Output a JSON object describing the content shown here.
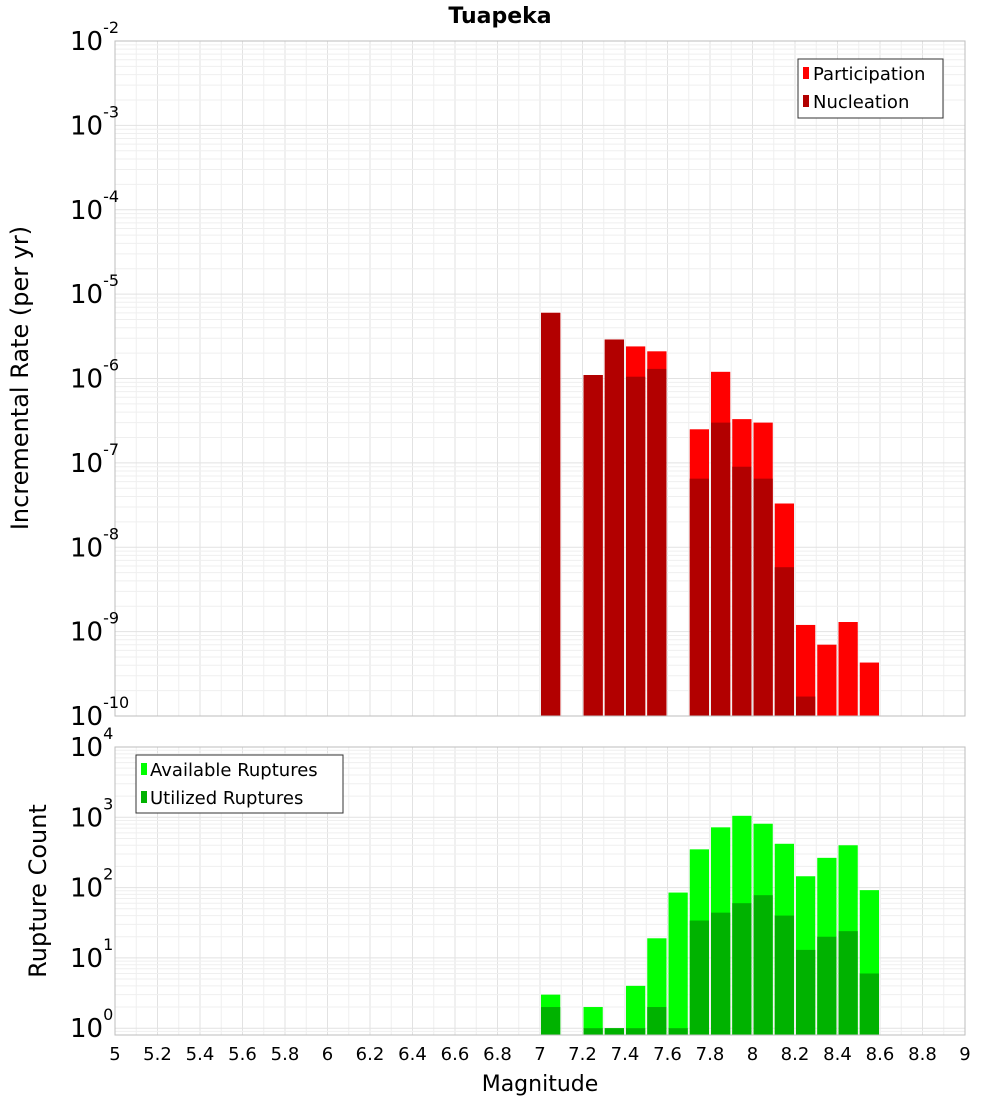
{
  "chart_data": [
    {
      "type": "bar",
      "title": "Tuapeka",
      "ylabel": "Incremental Rate (per yr)",
      "yscale": "log",
      "ylim": [
        1e-10,
        0.01
      ],
      "xlim": [
        5,
        9
      ],
      "bar_width": 0.1,
      "legend_position": "top-right",
      "series": [
        {
          "name": "Participation",
          "color": "#ff0000",
          "x": [
            7.05,
            7.25,
            7.35,
            7.45,
            7.55,
            7.75,
            7.85,
            7.95,
            8.05,
            8.15,
            8.25,
            8.35,
            8.45,
            8.55
          ],
          "values": [
            6e-06,
            1.1e-06,
            2.9e-06,
            2.4e-06,
            2.1e-06,
            2.5e-07,
            1.2e-06,
            3.3e-07,
            3e-07,
            3.3e-08,
            1.2e-09,
            7e-10,
            1.3e-09,
            4.3e-10
          ]
        },
        {
          "name": "Nucleation",
          "color": "#b20000",
          "x": [
            7.05,
            7.25,
            7.35,
            7.45,
            7.55,
            7.75,
            7.85,
            7.95,
            8.05,
            8.15,
            8.25
          ],
          "values": [
            6e-06,
            1.1e-06,
            2.9e-06,
            1.05e-06,
            1.3e-06,
            6.5e-08,
            3e-07,
            9e-08,
            6.5e-08,
            5.8e-09,
            1.7e-10
          ]
        }
      ],
      "yticks": [
        "10^-10",
        "10^-9",
        "10^-8",
        "10^-7",
        "10^-6",
        "10^-5",
        "10^-4",
        "10^-3",
        "10^-2"
      ]
    },
    {
      "type": "bar",
      "ylabel": "Rupture Count",
      "xlabel": "Magnitude",
      "yscale": "log",
      "ylim": [
        0.8,
        10000
      ],
      "xlim": [
        5,
        9
      ],
      "bar_width": 0.1,
      "legend_position": "top-left",
      "series": [
        {
          "name": "Available Ruptures",
          "color": "#00ff00",
          "x": [
            7.05,
            7.25,
            7.35,
            7.45,
            7.55,
            7.65,
            7.75,
            7.85,
            7.95,
            8.05,
            8.15,
            8.25,
            8.35,
            8.45,
            8.55
          ],
          "values": [
            3,
            2,
            1,
            4,
            19,
            85,
            350,
            720,
            1050,
            810,
            420,
            145,
            265,
            400,
            92
          ]
        },
        {
          "name": "Utilized Ruptures",
          "color": "#00b200",
          "x": [
            7.05,
            7.25,
            7.35,
            7.45,
            7.55,
            7.65,
            7.75,
            7.85,
            7.95,
            8.05,
            8.15,
            8.25,
            8.35,
            8.45,
            8.55
          ],
          "values": [
            2,
            1,
            1,
            1,
            2,
            1,
            34,
            44,
            60,
            78,
            40,
            13,
            20,
            24,
            6
          ]
        }
      ],
      "yticks": [
        "10^0",
        "10^1",
        "10^2",
        "10^3",
        "10^4"
      ],
      "xticks": [
        "5",
        "5.2",
        "5.4",
        "5.6",
        "5.8",
        "6",
        "6.2",
        "6.4",
        "6.6",
        "6.8",
        "7",
        "7.2",
        "7.4",
        "7.6",
        "7.8",
        "8",
        "8.2",
        "8.4",
        "8.6",
        "8.8",
        "9"
      ]
    }
  ]
}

## WHAT YOU SHOULD DO
Your task is to collect every line above that contains the word "name".

## ANSWER TO THE EXERCISE
          "name": "Participation",
          "name": "Nucleation",
          "name": "Available Ruptures",
          "name": "Utilized Ruptures",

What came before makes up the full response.